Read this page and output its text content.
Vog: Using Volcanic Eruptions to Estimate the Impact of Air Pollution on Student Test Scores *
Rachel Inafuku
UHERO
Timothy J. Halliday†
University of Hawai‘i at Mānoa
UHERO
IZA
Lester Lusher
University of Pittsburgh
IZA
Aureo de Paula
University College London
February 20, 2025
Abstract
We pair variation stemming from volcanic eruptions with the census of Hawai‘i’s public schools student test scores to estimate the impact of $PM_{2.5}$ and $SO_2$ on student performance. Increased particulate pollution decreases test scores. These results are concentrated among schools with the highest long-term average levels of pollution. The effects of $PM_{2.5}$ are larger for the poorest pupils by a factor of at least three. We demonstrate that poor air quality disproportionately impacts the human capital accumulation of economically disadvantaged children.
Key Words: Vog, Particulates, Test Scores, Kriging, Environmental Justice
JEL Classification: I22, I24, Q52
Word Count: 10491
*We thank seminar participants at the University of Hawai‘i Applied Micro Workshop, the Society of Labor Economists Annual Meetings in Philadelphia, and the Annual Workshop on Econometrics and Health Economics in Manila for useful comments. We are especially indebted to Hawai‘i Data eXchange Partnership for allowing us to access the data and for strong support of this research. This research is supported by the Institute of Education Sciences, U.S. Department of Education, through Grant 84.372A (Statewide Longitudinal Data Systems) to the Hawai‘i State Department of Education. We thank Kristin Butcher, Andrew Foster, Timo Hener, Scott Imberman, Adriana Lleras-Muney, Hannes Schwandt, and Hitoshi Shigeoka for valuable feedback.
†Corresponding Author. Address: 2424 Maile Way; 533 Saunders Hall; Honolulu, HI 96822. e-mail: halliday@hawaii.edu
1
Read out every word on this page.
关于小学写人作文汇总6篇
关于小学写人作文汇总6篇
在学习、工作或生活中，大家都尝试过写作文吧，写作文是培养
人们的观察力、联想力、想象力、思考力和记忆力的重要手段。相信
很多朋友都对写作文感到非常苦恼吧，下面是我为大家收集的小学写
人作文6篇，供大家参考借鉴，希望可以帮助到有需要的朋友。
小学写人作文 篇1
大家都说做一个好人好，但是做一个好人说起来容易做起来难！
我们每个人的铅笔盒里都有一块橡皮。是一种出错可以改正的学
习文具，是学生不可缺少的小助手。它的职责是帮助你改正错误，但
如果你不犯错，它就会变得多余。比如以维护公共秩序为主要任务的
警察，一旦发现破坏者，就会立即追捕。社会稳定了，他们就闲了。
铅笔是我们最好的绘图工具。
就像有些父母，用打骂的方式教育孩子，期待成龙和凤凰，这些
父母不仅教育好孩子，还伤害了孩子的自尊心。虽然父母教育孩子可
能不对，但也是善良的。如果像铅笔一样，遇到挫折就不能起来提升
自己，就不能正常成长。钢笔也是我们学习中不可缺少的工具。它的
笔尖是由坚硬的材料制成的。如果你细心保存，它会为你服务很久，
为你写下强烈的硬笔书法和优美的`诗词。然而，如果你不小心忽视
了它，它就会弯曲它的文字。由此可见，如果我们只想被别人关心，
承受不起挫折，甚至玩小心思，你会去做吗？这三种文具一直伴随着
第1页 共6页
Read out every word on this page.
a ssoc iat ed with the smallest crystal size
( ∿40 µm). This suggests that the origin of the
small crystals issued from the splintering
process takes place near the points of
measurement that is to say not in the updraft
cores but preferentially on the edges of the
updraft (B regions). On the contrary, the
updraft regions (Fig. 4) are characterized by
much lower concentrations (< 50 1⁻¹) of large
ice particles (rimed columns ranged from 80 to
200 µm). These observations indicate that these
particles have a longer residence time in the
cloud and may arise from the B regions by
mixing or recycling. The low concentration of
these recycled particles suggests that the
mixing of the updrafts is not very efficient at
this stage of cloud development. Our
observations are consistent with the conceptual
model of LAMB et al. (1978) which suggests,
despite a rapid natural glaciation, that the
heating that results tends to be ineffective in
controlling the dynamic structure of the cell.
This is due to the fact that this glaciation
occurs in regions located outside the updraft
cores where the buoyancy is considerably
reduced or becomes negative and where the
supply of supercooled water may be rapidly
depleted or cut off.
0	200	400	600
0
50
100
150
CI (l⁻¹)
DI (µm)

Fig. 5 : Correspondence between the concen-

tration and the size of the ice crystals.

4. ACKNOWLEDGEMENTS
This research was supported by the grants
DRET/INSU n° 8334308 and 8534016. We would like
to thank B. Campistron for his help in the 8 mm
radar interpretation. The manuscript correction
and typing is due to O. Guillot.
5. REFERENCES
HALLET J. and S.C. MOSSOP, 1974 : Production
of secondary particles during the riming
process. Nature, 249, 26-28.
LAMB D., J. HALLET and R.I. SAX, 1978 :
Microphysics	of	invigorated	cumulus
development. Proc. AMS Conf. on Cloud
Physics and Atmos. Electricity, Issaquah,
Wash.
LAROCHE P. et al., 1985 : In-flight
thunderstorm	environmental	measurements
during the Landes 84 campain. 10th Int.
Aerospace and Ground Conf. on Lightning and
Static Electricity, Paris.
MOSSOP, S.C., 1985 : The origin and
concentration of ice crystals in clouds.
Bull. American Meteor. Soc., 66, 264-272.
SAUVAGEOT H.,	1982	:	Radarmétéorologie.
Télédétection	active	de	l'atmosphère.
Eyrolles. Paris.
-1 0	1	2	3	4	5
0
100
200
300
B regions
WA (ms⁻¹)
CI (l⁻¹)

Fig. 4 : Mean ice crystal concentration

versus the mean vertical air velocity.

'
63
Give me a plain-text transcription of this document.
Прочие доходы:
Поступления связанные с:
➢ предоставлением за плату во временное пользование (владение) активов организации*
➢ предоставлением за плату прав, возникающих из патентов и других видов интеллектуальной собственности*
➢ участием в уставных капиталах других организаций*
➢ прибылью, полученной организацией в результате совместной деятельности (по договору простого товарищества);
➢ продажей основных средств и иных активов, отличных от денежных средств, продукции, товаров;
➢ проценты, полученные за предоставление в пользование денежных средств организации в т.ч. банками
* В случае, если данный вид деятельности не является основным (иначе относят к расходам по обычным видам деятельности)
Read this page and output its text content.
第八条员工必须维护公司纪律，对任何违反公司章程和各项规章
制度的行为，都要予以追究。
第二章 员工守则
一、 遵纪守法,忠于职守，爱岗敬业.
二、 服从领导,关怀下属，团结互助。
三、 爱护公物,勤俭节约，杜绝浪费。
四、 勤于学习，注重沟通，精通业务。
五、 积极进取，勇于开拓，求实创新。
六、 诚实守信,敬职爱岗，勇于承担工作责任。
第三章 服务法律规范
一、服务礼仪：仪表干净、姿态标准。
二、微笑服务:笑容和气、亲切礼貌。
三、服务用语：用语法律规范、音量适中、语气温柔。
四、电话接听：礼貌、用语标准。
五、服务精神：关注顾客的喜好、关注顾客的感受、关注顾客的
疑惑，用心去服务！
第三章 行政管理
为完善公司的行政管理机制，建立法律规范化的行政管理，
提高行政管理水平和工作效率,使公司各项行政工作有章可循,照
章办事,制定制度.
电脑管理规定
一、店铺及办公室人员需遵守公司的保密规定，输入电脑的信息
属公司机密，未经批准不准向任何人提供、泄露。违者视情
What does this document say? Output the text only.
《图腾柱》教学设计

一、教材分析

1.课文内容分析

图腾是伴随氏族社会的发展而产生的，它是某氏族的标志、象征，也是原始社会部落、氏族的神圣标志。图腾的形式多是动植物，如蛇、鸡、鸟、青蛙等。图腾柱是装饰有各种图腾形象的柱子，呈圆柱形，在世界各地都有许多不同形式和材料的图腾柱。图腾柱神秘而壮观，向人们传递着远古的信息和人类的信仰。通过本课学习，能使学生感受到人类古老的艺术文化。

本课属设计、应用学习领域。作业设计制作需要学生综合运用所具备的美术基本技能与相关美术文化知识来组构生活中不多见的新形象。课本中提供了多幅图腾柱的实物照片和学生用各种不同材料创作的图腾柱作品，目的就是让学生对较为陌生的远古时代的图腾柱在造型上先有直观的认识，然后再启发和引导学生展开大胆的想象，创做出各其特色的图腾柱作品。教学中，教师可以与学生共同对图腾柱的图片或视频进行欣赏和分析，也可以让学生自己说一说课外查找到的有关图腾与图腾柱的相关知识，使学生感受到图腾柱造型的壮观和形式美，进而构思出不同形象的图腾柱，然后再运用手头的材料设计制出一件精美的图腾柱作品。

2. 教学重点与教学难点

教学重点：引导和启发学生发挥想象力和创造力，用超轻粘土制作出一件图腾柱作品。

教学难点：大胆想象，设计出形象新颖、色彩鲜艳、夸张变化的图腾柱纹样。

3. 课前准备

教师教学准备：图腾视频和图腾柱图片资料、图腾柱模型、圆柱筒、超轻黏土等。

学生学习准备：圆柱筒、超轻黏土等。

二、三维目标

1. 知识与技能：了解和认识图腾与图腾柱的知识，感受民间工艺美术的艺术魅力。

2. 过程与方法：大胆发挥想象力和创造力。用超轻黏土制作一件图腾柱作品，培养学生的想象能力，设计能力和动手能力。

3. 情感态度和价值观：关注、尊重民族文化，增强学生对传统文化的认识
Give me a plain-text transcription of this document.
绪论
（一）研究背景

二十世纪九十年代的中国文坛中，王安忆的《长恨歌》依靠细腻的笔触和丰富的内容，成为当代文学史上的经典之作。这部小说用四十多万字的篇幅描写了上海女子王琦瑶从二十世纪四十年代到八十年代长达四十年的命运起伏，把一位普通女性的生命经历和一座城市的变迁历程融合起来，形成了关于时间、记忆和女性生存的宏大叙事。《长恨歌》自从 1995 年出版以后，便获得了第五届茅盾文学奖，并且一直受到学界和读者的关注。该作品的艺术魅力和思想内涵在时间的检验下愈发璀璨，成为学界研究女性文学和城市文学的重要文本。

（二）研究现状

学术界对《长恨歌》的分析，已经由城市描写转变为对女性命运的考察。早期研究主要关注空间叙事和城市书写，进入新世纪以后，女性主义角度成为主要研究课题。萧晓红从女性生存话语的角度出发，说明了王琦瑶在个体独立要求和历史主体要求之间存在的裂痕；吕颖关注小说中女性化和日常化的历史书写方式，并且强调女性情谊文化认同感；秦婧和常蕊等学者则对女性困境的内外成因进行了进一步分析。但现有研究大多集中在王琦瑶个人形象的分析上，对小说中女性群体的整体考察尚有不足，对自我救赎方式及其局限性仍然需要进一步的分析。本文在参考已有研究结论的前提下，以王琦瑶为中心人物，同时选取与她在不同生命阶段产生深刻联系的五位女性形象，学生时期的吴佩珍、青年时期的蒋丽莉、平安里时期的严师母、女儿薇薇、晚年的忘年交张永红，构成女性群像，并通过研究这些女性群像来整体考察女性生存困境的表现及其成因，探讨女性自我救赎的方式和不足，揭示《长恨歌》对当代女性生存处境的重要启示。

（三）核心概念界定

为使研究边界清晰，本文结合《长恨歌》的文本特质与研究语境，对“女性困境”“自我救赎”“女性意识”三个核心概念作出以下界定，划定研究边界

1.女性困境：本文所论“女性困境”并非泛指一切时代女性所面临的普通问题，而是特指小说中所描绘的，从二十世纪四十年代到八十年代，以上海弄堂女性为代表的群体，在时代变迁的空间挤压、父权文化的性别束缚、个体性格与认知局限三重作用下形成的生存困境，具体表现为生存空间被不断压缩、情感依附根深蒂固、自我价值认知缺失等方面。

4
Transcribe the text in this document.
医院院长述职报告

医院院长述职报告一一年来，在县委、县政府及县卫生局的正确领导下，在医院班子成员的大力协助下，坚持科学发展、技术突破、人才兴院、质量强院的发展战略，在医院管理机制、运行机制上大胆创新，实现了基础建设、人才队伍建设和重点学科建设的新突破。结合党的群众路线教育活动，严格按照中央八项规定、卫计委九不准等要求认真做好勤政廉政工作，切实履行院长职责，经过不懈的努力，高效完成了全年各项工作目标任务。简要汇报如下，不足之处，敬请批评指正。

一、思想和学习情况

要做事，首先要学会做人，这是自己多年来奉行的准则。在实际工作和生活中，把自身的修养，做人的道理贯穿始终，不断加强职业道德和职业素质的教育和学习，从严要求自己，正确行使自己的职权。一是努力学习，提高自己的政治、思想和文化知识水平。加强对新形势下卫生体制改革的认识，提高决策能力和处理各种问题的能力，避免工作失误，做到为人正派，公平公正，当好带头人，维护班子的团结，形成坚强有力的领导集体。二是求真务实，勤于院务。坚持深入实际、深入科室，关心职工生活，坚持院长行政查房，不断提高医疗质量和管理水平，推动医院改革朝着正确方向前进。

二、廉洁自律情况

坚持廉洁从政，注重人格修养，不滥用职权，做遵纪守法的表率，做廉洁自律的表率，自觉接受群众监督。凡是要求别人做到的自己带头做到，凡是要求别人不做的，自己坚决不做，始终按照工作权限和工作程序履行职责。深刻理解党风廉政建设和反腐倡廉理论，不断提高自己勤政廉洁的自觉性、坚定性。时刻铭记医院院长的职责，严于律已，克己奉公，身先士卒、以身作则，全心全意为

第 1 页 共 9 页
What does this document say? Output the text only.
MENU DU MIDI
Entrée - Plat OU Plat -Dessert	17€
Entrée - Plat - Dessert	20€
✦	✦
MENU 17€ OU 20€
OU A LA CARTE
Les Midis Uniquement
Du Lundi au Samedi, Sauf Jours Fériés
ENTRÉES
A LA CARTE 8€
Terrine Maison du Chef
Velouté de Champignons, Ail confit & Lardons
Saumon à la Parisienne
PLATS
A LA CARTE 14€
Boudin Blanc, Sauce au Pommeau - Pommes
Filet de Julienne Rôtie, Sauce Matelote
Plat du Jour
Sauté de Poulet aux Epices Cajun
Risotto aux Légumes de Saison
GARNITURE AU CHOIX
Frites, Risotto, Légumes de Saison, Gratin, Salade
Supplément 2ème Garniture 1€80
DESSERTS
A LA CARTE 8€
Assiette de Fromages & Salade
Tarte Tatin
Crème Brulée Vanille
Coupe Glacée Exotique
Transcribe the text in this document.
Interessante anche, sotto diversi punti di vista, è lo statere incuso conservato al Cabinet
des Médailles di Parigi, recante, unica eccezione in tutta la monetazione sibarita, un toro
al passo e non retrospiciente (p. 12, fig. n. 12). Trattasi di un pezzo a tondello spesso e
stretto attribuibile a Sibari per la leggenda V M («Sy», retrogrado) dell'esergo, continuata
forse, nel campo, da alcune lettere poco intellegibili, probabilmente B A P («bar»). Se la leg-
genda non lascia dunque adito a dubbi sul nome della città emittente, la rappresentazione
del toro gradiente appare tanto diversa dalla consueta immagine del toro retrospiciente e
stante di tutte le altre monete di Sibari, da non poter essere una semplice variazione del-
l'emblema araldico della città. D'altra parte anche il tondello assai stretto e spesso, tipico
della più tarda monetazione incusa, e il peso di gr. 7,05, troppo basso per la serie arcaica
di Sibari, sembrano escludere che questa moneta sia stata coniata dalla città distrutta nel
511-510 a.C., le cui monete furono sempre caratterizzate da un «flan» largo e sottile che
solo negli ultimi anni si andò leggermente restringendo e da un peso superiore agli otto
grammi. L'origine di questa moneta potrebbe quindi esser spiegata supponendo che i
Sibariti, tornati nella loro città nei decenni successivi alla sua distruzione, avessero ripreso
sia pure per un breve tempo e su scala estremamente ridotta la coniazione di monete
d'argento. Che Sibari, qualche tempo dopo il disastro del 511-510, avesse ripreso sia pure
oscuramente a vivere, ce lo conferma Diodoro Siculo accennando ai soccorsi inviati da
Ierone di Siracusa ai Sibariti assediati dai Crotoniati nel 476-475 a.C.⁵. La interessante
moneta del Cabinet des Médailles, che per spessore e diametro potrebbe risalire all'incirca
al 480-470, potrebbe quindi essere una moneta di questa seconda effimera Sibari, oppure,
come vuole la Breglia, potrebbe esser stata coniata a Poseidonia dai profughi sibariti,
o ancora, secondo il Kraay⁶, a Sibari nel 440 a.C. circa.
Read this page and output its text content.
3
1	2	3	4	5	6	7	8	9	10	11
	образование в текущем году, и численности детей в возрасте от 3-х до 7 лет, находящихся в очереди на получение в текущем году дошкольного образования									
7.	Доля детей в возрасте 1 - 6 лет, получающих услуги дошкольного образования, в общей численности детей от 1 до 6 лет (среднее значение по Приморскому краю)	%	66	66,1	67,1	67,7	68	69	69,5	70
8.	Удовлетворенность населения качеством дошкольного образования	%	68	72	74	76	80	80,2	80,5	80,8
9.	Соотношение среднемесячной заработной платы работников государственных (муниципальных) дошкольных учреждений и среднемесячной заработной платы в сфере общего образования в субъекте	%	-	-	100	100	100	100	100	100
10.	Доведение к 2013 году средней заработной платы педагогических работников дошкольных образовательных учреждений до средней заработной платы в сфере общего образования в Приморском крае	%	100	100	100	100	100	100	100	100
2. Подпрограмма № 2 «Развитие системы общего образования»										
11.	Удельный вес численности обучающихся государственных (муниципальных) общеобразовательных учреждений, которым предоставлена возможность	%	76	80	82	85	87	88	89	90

◆ Your objective ◆
Go through the records above and copy every line with the word "общего".

◆ Exercise response ◆
9.	Соотношение среднемесячной заработной платы работников государственных (муниципальных) дошкольных учреждений и среднемесячной заработной платы в сфере общего образования в субъекте	%	-	-	100	100	100	100	100	100
10.	Доведение к 2013 году средней заработной платы педагогических работников дошкольных образовательных учреждений до средней заработной платы в сфере общего образования в Приморском крае	%	100	100	100	100	100	100	100	100
2. Подпрограмма № 2 «Развитие системы общего образования»										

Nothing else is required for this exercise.